=== Dataset entries ===
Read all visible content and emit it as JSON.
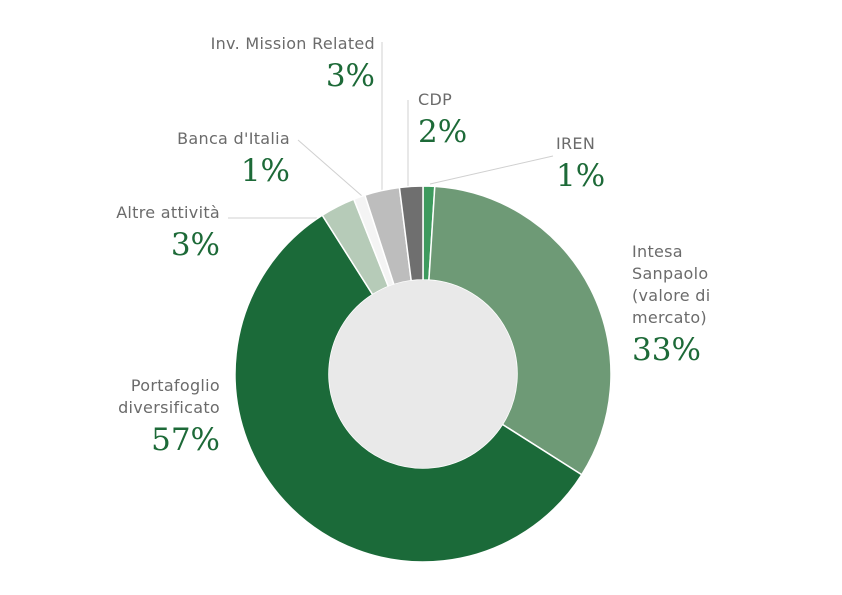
{
  "chart_data": {
    "type": "donut",
    "categories": [
      "IREN",
      "Intesa Sanpaolo (valore di mercato)",
      "Portafoglio diversificato",
      "Altre attività",
      "Banca d'Italia",
      "Inv. Mission Related",
      "CDP"
    ],
    "values": [
      1,
      33,
      57,
      3,
      1,
      3,
      2
    ],
    "value_labels": [
      "1%",
      "33%",
      "57%",
      "3%",
      "1%",
      "3%",
      "2%"
    ],
    "colors": [
      "#3e9a5e",
      "#6e9a76",
      "#1b6a39",
      "#b6cbb8",
      "#f4f4f4",
      "#bdbdbd",
      "#6f6f6f"
    ]
  }
}
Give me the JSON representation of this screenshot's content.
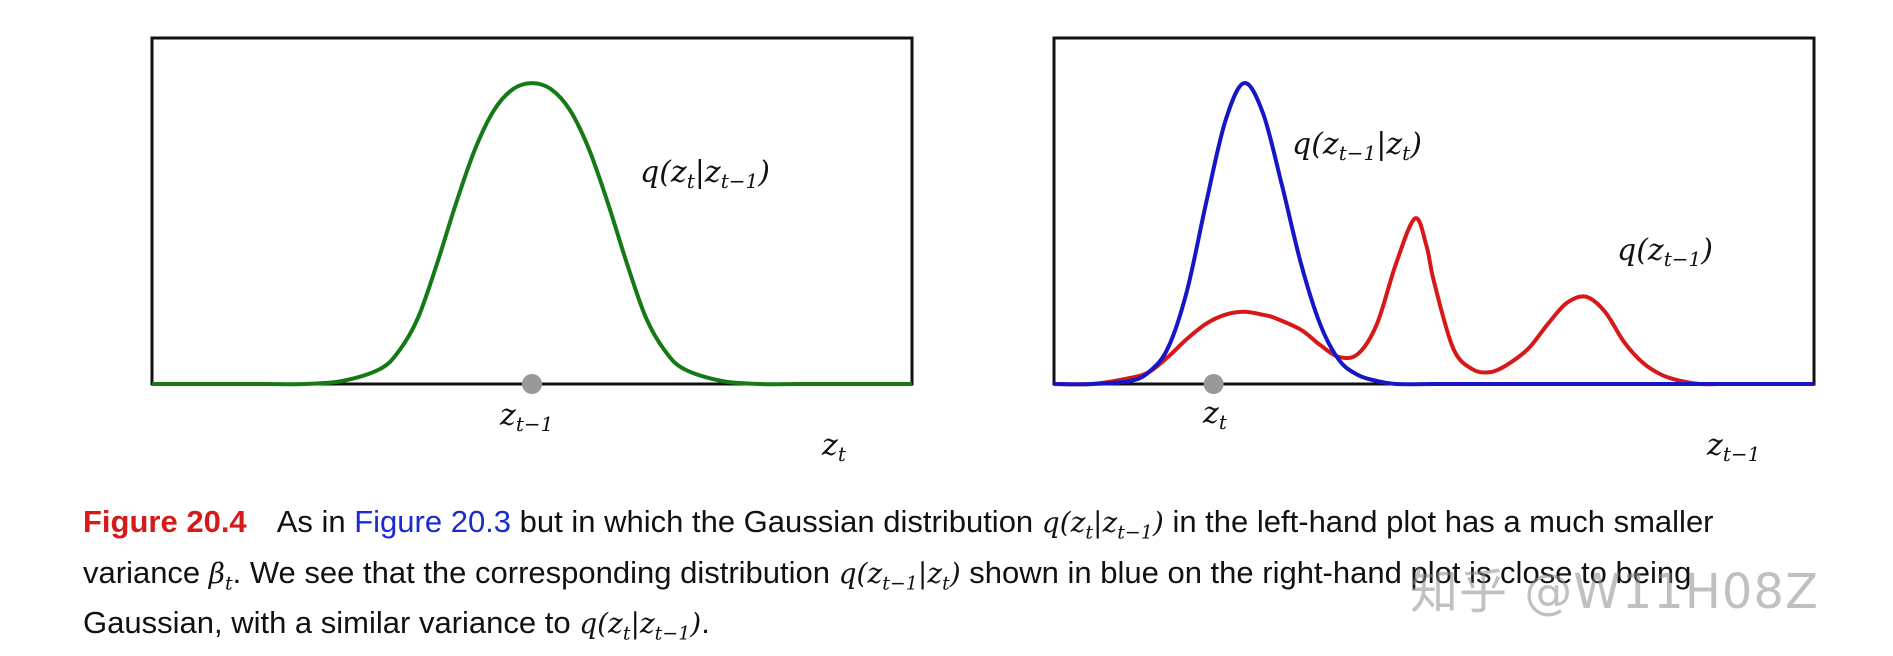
{
  "chart_data": [
    {
      "type": "line",
      "xlim": [
        0,
        10
      ],
      "ylim": [
        0,
        1.15
      ],
      "series": [
        {
          "color": "#157a15",
          "x": [
            0,
            0.5,
            1,
            1.5,
            2,
            2.5,
            3,
            3.25,
            3.5,
            3.75,
            4,
            4.25,
            4.5,
            4.75,
            5,
            5.25,
            5.5,
            5.75,
            6,
            6.25,
            6.5,
            6.75,
            7,
            7.5,
            8,
            8.5,
            9,
            9.5,
            10
          ],
          "y": [
            0,
            0,
            0,
            0,
            0,
            0.01,
            0.05,
            0.11,
            0.22,
            0.4,
            0.6,
            0.78,
            0.91,
            0.98,
            1.0,
            0.98,
            0.91,
            0.78,
            0.6,
            0.4,
            0.22,
            0.11,
            0.05,
            0.01,
            0,
            0,
            0,
            0,
            0
          ]
        }
      ],
      "markers": [
        {
          "x": 5,
          "y": 0,
          "color": "#999999"
        }
      ],
      "labels": {
        "curve": "q(z_t|z_{t-1})",
        "point": "z_{t-1}",
        "axis": "z_t"
      }
    },
    {
      "type": "line",
      "xlim": [
        0,
        10
      ],
      "ylim": [
        0,
        1.15
      ],
      "series": [
        {
          "color": "#1616c8",
          "x": [
            0,
            0.5,
            1,
            1.25,
            1.5,
            1.75,
            2,
            2.25,
            2.5,
            2.75,
            3,
            3.25,
            3.5,
            3.75,
            4,
            4.25,
            4.5,
            5,
            5.5,
            6,
            7,
            8,
            9,
            10
          ],
          "y": [
            0,
            0,
            0.01,
            0.04,
            0.12,
            0.31,
            0.6,
            0.87,
            1.0,
            0.9,
            0.66,
            0.4,
            0.2,
            0.08,
            0.03,
            0.01,
            0,
            0,
            0,
            0,
            0,
            0,
            0,
            0
          ]
        },
        {
          "color": "#d81818",
          "x": [
            0,
            0.5,
            1,
            1.25,
            1.5,
            1.75,
            2,
            2.25,
            2.5,
            2.75,
            2.9,
            3.25,
            3.5,
            3.75,
            4,
            4.25,
            4.5,
            4.75,
            4.9,
            5,
            5.25,
            5.5,
            5.75,
            6,
            6.25,
            6.5,
            6.75,
            7,
            7.25,
            7.5,
            7.75,
            8,
            8.25,
            8.5,
            8.75,
            9,
            9.5,
            10
          ],
          "y": [
            0,
            0,
            0.02,
            0.04,
            0.09,
            0.15,
            0.2,
            0.23,
            0.24,
            0.23,
            0.22,
            0.18,
            0.13,
            0.09,
            0.1,
            0.2,
            0.4,
            0.55,
            0.46,
            0.34,
            0.12,
            0.05,
            0.04,
            0.07,
            0.12,
            0.2,
            0.27,
            0.29,
            0.24,
            0.14,
            0.07,
            0.03,
            0.01,
            0,
            0,
            0,
            0,
            0
          ]
        }
      ],
      "markers": [
        {
          "x": 2.1,
          "y": 0,
          "color": "#999999"
        }
      ],
      "labels": {
        "blue_curve": "q(z_{t-1}|z_t)",
        "red_curve": "q(z_{t-1})",
        "point": "z_t",
        "axis": "z_{t-1}"
      }
    }
  ],
  "caption": {
    "label": "Figure 20.4",
    "text_1": "As in ",
    "ref": "Figure 20.3",
    "text_2": " but in which the Gaussian distribution ",
    "text_3": " in the left-hand plot has a much smaller variance ",
    "text_4": ". We see that the corresponding distribution ",
    "text_5": " shown in blue on the right-hand plot is close to being Gaussian, with a similar variance to ",
    "text_6": "."
  },
  "watermark": "知乎 @W11H08Z"
}
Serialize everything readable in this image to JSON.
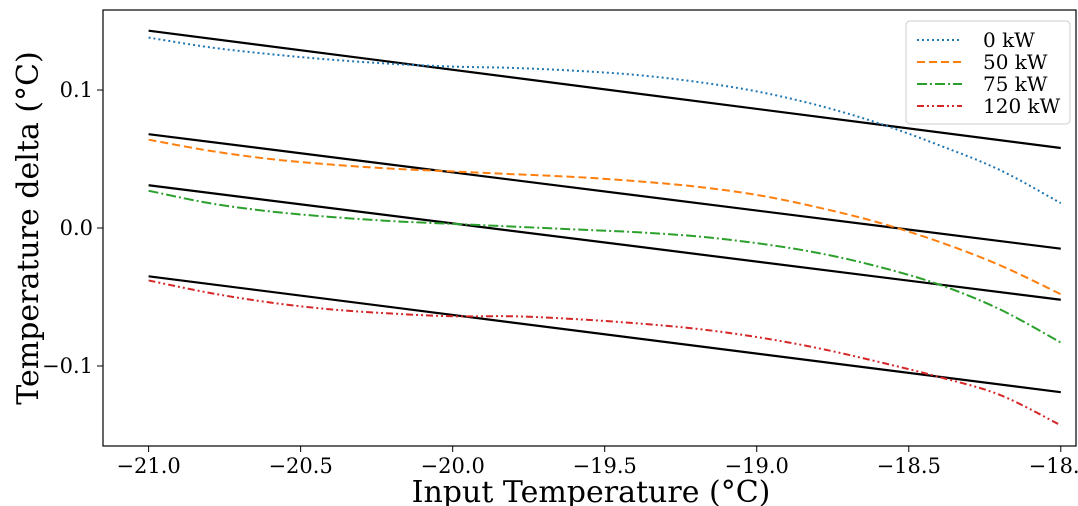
{
  "chart_data": {
    "type": "line",
    "title": "",
    "xlabel": "Input Temperature (°C)",
    "ylabel": "Temperature delta (°C)",
    "xlim": [
      -21.15,
      -17.95
    ],
    "ylim": [
      -0.158,
      0.158
    ],
    "xticks": [
      -21.0,
      -20.5,
      -20.0,
      -19.5,
      -19.0,
      -18.5,
      -18.0
    ],
    "xtick_labels": [
      "−21.0",
      "−20.5",
      "−20.0",
      "−19.5",
      "−19.0",
      "−18.5",
      "−18.0"
    ],
    "yticks": [
      0.1,
      0.0,
      -0.1
    ],
    "ytick_labels": [
      "0.1",
      "0.0",
      "−0.1"
    ],
    "grid": false,
    "legend_position": "top-right",
    "series": [
      {
        "name": "0 kW",
        "color": "#1f77b4",
        "style": "dotted",
        "x": [
          -21.0,
          -20.8,
          -20.6,
          -20.4,
          -20.2,
          -20.0,
          -19.8,
          -19.6,
          -19.4,
          -19.2,
          -19.0,
          -18.8,
          -18.6,
          -18.4,
          -18.2,
          -18.0
        ],
        "y": [
          0.138,
          0.131,
          0.126,
          0.122,
          0.119,
          0.117,
          0.116,
          0.114,
          0.111,
          0.106,
          0.099,
          0.089,
          0.076,
          0.06,
          0.042,
          0.018
        ],
        "fit": {
          "x": [
            -21.0,
            -18.0
          ],
          "y": [
            0.143,
            0.058
          ]
        }
      },
      {
        "name": "50 kW",
        "color": "#ff7f0e",
        "style": "dashed",
        "x": [
          -21.0,
          -20.8,
          -20.6,
          -20.4,
          -20.2,
          -20.0,
          -19.8,
          -19.6,
          -19.4,
          -19.2,
          -19.0,
          -18.8,
          -18.6,
          -18.4,
          -18.2,
          -18.0
        ],
        "y": [
          0.064,
          0.056,
          0.05,
          0.046,
          0.043,
          0.041,
          0.039,
          0.037,
          0.034,
          0.03,
          0.024,
          0.015,
          0.004,
          -0.01,
          -0.027,
          -0.048
        ],
        "fit": {
          "x": [
            -21.0,
            -18.0
          ],
          "y": [
            0.068,
            -0.015
          ]
        }
      },
      {
        "name": "75 kW",
        "color": "#2ca02c",
        "style": "dashdot",
        "x": [
          -21.0,
          -20.8,
          -20.6,
          -20.4,
          -20.2,
          -20.0,
          -19.8,
          -19.6,
          -19.4,
          -19.2,
          -19.0,
          -18.8,
          -18.6,
          -18.4,
          -18.2,
          -18.0
        ],
        "y": [
          0.027,
          0.018,
          0.012,
          0.008,
          0.005,
          0.003,
          0.001,
          -0.001,
          -0.003,
          -0.006,
          -0.011,
          -0.018,
          -0.028,
          -0.041,
          -0.059,
          -0.083
        ],
        "fit": {
          "x": [
            -21.0,
            -18.0
          ],
          "y": [
            0.031,
            -0.052
          ]
        }
      },
      {
        "name": "120 kW",
        "color": "#d62728",
        "style": "dashdotdot",
        "x": [
          -21.0,
          -20.8,
          -20.6,
          -20.4,
          -20.2,
          -20.0,
          -19.8,
          -19.6,
          -19.4,
          -19.2,
          -19.0,
          -18.8,
          -18.6,
          -18.4,
          -18.2,
          -18.0
        ],
        "y": [
          -0.038,
          -0.047,
          -0.054,
          -0.059,
          -0.062,
          -0.064,
          -0.064,
          -0.066,
          -0.069,
          -0.073,
          -0.079,
          -0.087,
          -0.097,
          -0.108,
          -0.121,
          -0.143
        ],
        "fit": {
          "x": [
            -21.0,
            -18.0
          ],
          "y": [
            -0.035,
            -0.119
          ]
        }
      }
    ]
  }
}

=== Set exercise ===
Wherever a line in the data above holds "style", copy that line.

=== Answer for the task ===
        "style": "dotted",
        "style": "dashed",
        "style": "dashdot",
        "style": "dashdotdot",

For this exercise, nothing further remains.